◆ **Фрагмент текста**
┏━━

События тех напряженных дней и ночей, от которых остались только обрывки воспоминаний, сосредоточенных вокруг столь типичной для Латинской Америки истории — падения военной диктатуры, — будут позже описаны в «Осени патриарха».
Вспоминаю ту ночь в Белом дворце. Мы сидели перед входом в приемную президента и слушали объявление окончательного состава нового правительства. Военные демократы и просто военные «путчисты», заинтересованные в том, чтобы закрепить монополию военных на власть, мерились силами за закрытыми дверями. Вдруг неожиданно открылась дверь приемной. Мы увидели, как под охраной, с пулеметом в руке, вышел официально проигравший в этих напряженных, секретных и утомительных переговорах путчист. Его походные сапоги оставляли пятна грязи на ковре. Спустившись по лестнице по направлению к изгнанию, он исчез.
«В тот момент у меня в первый раз мелькнула мысль написать роман о диктаторе», — сказал мне Габо много лет спустя.

┗━━

◆ **Извлечённые записи**
┏━━

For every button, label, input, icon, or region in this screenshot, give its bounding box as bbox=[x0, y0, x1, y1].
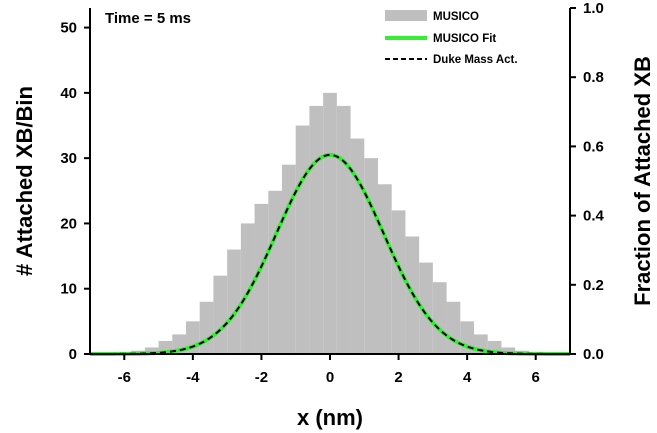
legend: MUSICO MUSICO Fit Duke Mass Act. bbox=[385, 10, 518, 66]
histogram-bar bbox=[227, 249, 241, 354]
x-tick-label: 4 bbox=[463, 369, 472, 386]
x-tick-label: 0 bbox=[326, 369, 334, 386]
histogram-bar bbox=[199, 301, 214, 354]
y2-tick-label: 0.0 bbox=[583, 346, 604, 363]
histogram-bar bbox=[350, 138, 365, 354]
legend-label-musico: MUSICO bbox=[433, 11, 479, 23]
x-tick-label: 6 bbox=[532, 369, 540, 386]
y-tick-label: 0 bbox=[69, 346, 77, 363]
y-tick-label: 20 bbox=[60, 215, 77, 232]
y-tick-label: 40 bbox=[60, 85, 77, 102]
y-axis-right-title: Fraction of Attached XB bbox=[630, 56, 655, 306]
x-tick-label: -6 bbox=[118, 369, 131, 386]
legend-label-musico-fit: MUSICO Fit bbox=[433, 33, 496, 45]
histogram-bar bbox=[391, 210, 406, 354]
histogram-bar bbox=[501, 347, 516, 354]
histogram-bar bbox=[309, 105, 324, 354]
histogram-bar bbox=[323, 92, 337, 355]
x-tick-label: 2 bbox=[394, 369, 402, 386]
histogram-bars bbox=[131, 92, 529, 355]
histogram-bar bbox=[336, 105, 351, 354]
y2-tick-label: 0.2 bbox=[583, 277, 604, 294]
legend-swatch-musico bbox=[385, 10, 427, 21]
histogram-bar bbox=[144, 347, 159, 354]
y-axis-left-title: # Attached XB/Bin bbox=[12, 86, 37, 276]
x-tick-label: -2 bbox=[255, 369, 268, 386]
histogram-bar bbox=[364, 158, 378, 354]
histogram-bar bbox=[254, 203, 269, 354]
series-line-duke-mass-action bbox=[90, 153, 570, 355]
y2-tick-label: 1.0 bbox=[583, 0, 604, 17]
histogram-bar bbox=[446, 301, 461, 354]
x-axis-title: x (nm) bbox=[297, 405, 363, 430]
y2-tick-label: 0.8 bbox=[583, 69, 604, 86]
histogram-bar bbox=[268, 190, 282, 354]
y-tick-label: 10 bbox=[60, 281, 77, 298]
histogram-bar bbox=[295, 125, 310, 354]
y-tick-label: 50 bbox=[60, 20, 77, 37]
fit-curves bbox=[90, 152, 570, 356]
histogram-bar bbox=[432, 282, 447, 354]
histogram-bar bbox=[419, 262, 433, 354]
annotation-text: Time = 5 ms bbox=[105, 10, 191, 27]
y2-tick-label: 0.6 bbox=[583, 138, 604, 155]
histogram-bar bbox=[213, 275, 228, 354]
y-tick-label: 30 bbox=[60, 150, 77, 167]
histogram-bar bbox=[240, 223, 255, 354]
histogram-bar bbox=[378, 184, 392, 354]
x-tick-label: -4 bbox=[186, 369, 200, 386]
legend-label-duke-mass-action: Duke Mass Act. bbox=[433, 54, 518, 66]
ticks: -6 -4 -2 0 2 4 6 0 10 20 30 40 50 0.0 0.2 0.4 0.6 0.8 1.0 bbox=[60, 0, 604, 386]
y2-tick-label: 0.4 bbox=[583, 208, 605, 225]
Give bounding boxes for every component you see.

┗━━

◆ **Задания**
a – Проверьте по фрагменту текста, верны ли утверждения (i)–(iii). Для каждого ответьте «да» или «нет» и приведите точную цитату, на которой основан ответ.
(i) Проигравший путчист вышел из приемной под охраной.
(ii) Те, кто слушал объявление состава правительства, сидели внутри приемной президента.
(iii) Габо говорил, что мысль написать роман о диктаторе впервые мелькнула у него в тот момент.
b – Ответьте по фрагменту текста на вопросы:
(i) В каком произведении позже будут описаны события тех дней?
(ii) Что оставляли на ковре походные сапоги путчиста?
(iii) Когда Габо рассказал о мысли написать роман о диктаторе?
c – Выпишите из фрагмента текста все прилагательные, которыми охарактеризованы переговоры за закрытыми дверями.
Листинг здесь не понадобится.

◆ **Ожидаемые ответы**
a –
(i) Да: «под охраной, с пулеметом в руке, вышел официально проигравший».
(ii) Нет: «Мы сидели перед входом в приемную президента».
(iii) Да: «В тот момент у меня в первый раз мелькнула мысль написать роман о диктаторе».

b –
(i) В «Осени патриарха».
(ii) Пятна грязи.
(iii) Много лет спустя.

c – напряженных, секретных, утомительных